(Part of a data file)

— Begin —

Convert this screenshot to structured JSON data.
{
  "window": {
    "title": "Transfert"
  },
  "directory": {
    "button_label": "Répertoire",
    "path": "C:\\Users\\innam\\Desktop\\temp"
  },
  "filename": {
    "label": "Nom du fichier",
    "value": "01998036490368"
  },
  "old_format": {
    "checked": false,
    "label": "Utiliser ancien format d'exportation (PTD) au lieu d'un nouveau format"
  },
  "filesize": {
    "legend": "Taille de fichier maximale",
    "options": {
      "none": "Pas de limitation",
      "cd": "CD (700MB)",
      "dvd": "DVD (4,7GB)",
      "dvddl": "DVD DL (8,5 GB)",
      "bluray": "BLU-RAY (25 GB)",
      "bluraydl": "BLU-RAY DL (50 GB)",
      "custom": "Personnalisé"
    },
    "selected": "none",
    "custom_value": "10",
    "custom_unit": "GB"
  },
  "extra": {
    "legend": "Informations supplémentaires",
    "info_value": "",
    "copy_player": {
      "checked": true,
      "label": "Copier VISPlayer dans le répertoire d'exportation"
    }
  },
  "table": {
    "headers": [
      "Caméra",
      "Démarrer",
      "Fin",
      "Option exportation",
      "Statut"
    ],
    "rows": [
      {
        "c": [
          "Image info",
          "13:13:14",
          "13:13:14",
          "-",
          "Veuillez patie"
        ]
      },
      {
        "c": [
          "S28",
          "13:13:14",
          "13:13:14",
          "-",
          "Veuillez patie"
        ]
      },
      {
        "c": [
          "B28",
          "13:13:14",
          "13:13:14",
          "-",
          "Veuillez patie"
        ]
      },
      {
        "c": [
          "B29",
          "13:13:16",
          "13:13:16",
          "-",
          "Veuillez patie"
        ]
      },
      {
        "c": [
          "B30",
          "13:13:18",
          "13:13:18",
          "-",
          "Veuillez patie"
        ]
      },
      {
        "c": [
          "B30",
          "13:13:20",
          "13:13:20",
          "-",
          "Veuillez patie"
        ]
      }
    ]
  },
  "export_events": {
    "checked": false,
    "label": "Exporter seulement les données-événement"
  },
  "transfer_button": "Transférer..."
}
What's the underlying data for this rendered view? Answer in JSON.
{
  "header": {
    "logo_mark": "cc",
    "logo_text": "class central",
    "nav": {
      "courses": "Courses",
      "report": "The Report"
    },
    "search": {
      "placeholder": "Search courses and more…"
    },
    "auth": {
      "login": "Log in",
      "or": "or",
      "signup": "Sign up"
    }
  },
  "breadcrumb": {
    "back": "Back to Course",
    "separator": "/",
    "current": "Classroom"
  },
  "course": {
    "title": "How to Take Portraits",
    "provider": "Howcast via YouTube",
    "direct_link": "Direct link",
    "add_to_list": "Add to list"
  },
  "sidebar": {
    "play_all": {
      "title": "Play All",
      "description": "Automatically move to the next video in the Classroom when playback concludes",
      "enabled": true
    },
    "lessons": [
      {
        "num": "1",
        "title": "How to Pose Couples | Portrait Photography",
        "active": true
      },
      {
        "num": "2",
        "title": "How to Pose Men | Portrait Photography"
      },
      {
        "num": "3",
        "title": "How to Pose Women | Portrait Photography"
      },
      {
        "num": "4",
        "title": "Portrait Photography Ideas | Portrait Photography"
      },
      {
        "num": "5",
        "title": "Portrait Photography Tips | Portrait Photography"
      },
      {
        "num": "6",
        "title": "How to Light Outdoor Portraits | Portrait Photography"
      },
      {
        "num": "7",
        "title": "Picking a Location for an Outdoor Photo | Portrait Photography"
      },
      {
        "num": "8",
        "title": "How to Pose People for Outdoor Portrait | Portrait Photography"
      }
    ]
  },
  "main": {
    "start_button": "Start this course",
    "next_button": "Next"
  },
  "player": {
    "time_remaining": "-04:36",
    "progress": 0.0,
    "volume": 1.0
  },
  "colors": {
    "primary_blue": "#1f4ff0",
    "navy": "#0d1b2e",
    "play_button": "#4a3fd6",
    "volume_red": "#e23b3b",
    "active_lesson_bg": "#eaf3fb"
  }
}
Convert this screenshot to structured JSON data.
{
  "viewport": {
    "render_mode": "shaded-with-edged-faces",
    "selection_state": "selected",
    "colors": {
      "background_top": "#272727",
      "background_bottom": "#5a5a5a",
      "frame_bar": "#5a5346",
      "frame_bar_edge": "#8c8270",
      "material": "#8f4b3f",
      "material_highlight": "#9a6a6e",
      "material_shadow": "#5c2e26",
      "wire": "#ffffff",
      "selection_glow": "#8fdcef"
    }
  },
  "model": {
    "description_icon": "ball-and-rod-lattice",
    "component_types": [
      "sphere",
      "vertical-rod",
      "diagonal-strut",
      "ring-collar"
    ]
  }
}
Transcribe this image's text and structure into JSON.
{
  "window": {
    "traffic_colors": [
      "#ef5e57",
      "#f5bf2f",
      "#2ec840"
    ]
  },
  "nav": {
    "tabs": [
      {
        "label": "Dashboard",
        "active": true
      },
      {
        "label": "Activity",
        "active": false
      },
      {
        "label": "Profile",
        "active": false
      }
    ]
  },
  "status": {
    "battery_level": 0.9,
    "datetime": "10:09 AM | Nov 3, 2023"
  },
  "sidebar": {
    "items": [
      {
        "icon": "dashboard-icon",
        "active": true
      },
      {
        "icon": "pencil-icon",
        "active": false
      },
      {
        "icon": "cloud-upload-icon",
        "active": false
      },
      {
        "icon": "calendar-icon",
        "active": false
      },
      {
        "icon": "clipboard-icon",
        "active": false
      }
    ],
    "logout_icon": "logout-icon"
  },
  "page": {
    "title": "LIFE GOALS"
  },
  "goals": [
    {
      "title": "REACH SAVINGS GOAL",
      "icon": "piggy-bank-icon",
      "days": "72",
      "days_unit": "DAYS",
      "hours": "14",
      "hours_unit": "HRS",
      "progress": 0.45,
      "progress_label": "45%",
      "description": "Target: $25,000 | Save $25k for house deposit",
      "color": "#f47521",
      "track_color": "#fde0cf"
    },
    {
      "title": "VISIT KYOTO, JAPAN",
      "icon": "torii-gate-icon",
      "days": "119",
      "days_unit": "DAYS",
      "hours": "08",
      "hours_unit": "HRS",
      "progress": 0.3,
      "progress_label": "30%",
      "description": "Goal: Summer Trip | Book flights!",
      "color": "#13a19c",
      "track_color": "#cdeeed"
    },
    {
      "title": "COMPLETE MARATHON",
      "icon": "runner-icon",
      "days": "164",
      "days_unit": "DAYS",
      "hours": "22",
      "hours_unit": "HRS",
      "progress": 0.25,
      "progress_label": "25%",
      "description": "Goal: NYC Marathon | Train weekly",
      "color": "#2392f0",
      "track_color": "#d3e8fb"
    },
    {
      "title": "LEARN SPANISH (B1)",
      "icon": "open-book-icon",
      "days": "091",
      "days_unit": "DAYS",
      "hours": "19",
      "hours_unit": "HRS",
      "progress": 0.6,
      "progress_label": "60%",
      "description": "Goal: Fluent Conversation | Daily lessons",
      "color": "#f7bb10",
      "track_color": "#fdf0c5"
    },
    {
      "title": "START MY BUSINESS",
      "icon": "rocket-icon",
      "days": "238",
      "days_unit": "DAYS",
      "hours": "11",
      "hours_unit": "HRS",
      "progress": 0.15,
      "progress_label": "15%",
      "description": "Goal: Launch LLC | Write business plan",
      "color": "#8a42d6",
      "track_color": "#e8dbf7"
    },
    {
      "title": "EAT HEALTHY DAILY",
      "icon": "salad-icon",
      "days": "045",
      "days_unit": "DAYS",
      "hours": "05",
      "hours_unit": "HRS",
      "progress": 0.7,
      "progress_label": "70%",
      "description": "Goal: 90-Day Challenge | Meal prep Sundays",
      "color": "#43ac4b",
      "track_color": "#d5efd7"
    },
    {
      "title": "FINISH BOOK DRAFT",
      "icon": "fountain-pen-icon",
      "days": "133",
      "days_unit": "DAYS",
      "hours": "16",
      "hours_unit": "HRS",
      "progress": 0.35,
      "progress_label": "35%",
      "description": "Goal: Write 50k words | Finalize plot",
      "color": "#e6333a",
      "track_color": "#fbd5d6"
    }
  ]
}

— End —

• [REQUIREMENTS]:
Copy out each line of the data where the string "none" appears.

• [RIGHT ANSWER]:
      "none": "Pas de limitation",
    "selected": "none",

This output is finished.